Instruction.
Only a number is wanted: how many lines of the entries include the string "TREASURY"?

** START OF The input **

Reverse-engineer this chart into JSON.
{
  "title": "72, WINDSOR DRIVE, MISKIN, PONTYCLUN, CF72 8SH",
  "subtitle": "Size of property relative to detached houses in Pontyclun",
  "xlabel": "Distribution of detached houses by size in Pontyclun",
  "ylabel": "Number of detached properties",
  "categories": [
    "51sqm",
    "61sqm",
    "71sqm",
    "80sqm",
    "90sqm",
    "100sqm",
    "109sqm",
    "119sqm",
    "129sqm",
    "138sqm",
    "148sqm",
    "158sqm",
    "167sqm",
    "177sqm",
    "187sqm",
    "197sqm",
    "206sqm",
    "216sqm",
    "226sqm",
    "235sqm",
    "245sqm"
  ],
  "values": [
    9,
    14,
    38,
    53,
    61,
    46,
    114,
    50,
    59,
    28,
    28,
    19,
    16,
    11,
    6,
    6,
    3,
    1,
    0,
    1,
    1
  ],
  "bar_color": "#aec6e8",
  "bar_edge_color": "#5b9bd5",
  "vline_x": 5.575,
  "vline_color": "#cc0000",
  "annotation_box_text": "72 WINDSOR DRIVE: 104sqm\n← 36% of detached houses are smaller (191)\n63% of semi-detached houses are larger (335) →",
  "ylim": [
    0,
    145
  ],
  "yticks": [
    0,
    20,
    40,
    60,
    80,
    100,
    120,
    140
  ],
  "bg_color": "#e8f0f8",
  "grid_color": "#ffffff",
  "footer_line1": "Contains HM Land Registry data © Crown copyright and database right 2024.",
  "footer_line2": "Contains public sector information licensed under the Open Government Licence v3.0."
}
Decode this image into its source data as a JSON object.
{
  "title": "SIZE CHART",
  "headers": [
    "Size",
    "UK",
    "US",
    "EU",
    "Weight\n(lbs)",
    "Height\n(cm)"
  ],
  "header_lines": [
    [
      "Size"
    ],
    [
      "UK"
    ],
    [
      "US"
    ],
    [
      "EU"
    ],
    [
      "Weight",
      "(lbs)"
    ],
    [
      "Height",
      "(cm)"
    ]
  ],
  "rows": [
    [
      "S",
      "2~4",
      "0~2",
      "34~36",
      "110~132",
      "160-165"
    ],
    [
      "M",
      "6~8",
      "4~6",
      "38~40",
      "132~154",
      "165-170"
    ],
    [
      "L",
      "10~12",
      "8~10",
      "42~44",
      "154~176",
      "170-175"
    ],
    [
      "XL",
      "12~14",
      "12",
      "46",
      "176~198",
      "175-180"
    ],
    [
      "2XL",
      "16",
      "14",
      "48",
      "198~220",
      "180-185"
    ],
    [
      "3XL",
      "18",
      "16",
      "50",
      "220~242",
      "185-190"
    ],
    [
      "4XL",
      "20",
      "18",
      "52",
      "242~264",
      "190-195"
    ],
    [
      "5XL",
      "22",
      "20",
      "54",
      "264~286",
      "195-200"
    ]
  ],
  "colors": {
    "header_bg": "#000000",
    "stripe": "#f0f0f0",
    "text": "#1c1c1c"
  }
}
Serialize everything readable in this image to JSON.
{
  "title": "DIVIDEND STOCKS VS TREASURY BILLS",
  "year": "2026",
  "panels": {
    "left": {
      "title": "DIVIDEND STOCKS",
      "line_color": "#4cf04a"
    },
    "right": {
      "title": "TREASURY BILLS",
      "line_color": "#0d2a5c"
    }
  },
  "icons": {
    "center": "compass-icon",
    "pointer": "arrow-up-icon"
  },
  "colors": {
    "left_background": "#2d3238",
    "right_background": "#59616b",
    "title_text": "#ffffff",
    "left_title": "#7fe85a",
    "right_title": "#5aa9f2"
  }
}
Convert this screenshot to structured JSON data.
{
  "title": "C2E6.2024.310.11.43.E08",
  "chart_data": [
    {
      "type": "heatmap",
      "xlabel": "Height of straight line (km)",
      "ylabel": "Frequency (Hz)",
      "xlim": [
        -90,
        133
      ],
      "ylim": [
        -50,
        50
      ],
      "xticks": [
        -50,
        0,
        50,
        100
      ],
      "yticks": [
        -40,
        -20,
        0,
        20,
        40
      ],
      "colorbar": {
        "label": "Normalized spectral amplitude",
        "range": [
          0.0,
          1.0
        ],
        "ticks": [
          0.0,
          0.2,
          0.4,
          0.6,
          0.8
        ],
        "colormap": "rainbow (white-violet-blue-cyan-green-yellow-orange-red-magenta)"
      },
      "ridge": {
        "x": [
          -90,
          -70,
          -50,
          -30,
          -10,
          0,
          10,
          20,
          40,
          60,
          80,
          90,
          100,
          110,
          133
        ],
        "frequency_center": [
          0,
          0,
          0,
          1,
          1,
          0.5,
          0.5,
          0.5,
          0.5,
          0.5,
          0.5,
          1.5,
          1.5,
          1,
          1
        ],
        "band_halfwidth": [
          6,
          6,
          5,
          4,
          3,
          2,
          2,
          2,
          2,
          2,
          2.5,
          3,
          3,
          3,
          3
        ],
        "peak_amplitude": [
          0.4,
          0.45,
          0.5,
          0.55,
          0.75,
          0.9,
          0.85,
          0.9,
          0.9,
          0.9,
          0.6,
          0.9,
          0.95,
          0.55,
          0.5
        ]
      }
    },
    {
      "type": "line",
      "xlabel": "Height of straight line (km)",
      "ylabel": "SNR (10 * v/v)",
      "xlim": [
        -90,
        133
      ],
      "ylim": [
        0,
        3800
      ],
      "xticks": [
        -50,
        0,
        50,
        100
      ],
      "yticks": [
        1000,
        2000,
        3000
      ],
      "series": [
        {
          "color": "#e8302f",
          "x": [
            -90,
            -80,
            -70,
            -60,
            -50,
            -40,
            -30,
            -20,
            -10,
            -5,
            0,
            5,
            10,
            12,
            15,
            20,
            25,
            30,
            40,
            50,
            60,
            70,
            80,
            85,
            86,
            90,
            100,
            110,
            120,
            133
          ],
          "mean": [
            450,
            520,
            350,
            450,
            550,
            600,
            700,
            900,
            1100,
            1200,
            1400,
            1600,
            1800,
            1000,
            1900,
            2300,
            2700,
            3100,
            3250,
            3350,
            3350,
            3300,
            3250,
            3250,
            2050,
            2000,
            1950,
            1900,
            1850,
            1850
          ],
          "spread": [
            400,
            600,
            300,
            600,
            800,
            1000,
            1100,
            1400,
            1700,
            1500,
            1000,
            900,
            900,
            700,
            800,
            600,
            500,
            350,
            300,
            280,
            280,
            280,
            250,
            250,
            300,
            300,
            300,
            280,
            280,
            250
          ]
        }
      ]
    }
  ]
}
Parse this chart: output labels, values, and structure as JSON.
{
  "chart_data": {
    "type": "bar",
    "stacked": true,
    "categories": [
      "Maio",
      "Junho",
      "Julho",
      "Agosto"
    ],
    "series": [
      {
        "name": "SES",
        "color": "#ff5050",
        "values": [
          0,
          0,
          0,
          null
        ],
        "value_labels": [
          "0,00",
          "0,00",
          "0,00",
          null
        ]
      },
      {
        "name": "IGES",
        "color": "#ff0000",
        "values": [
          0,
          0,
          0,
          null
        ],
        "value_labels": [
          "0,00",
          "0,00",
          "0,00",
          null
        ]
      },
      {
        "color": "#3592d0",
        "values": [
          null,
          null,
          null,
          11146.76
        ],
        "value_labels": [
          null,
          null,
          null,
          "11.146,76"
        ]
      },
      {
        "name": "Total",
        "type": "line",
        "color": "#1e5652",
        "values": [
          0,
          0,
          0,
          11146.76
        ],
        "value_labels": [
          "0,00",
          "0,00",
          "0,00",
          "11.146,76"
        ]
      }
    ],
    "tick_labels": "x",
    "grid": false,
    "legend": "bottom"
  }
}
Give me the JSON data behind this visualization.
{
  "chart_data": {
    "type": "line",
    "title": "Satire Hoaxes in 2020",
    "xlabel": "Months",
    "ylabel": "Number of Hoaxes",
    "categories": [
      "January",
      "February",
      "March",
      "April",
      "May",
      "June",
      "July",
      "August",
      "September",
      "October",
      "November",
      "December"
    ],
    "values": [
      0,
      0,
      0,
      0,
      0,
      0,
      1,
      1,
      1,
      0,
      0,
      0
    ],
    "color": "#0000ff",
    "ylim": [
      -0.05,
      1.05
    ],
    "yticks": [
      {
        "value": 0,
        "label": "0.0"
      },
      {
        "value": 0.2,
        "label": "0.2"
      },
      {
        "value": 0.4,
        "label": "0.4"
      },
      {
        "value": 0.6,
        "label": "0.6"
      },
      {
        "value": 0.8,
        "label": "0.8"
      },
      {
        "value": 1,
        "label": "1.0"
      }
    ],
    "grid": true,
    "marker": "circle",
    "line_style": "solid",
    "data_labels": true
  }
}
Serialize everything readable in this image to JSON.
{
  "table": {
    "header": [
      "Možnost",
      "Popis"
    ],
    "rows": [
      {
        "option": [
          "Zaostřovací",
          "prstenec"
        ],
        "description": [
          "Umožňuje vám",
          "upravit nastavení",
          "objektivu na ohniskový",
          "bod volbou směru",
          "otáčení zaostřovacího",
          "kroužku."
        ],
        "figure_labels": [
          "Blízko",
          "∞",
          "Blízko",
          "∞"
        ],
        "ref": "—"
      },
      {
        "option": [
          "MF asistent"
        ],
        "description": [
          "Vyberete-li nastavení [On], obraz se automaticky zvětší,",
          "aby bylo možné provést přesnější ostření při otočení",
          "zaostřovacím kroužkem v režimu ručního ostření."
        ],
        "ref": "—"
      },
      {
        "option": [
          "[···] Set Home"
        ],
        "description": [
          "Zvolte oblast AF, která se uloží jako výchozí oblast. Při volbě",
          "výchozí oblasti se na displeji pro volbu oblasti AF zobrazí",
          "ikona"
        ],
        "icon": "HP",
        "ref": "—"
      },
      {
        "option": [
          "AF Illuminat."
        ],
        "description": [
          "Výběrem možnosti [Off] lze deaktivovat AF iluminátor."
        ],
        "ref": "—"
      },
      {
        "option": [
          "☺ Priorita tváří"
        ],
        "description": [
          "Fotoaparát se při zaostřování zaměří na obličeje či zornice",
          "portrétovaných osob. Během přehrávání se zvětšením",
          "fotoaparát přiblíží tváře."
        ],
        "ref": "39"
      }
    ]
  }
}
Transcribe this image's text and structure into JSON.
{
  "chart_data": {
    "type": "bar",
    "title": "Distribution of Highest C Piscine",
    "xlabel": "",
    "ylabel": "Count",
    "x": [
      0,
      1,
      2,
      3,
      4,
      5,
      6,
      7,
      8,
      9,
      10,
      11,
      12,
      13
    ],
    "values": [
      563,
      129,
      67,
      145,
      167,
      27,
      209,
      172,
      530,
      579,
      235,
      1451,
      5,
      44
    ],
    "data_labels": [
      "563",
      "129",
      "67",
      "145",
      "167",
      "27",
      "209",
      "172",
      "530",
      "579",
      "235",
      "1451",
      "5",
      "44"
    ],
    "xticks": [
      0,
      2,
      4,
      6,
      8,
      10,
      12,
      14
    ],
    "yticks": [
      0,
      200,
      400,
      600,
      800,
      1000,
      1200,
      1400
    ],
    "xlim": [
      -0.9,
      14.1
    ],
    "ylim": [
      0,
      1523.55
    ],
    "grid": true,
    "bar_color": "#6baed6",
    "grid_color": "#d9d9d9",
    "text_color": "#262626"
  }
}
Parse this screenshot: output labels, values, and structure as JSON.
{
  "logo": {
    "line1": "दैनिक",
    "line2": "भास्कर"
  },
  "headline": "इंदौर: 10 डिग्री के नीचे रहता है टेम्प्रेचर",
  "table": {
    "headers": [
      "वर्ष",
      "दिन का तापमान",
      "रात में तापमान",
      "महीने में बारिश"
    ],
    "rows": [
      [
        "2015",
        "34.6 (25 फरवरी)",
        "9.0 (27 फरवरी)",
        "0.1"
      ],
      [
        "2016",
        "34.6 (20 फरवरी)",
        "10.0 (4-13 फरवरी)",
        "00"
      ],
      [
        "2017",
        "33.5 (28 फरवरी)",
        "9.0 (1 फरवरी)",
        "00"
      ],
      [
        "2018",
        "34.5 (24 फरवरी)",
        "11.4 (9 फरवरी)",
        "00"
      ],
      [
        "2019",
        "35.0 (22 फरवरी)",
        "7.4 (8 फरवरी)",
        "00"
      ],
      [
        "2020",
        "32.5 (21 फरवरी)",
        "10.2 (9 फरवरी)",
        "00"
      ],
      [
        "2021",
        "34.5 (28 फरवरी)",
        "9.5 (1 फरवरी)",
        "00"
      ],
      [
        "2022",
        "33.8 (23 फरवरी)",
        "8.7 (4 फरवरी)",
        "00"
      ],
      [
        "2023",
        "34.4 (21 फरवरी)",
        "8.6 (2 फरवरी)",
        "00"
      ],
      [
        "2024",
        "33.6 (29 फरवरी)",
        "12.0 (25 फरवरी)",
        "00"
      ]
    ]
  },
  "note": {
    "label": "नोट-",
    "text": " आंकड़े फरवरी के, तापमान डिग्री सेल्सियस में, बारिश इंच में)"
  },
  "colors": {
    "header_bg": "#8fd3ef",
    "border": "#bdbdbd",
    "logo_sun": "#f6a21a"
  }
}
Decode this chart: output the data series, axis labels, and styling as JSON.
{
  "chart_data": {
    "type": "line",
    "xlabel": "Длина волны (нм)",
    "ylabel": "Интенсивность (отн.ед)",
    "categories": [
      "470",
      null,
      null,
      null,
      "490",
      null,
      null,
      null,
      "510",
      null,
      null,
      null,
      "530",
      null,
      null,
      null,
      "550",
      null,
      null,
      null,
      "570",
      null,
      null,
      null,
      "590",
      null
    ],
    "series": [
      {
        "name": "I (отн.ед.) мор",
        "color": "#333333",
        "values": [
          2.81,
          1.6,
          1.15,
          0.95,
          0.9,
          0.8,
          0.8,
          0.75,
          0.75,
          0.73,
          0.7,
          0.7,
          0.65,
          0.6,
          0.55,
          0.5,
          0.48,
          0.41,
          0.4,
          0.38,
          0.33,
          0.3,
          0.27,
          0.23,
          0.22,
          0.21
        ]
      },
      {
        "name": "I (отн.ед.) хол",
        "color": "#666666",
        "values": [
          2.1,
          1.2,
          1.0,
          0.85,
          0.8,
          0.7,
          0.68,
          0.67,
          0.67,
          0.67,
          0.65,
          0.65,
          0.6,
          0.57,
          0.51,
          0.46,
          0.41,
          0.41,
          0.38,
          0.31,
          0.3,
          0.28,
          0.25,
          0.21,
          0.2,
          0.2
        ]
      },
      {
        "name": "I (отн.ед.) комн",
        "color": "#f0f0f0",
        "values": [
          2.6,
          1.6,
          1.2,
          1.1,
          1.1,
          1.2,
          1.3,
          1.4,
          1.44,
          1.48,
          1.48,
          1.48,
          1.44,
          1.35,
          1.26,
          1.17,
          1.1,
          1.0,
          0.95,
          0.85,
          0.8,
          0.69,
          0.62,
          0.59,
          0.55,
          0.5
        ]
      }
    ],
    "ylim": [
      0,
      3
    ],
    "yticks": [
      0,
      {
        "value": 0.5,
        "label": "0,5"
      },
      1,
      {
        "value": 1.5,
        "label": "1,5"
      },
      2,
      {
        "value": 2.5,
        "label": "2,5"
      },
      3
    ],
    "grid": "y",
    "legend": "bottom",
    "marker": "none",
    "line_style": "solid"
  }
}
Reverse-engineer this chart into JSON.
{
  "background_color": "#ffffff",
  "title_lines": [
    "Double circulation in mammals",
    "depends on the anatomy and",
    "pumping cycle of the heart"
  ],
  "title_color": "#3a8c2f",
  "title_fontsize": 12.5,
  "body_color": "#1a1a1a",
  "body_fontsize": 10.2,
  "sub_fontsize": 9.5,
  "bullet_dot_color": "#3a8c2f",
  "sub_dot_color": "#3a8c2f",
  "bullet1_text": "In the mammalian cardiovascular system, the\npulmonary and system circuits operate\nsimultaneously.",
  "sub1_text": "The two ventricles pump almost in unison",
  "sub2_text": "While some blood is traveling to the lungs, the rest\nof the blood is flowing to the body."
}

** END OF The input **

Correct result.
2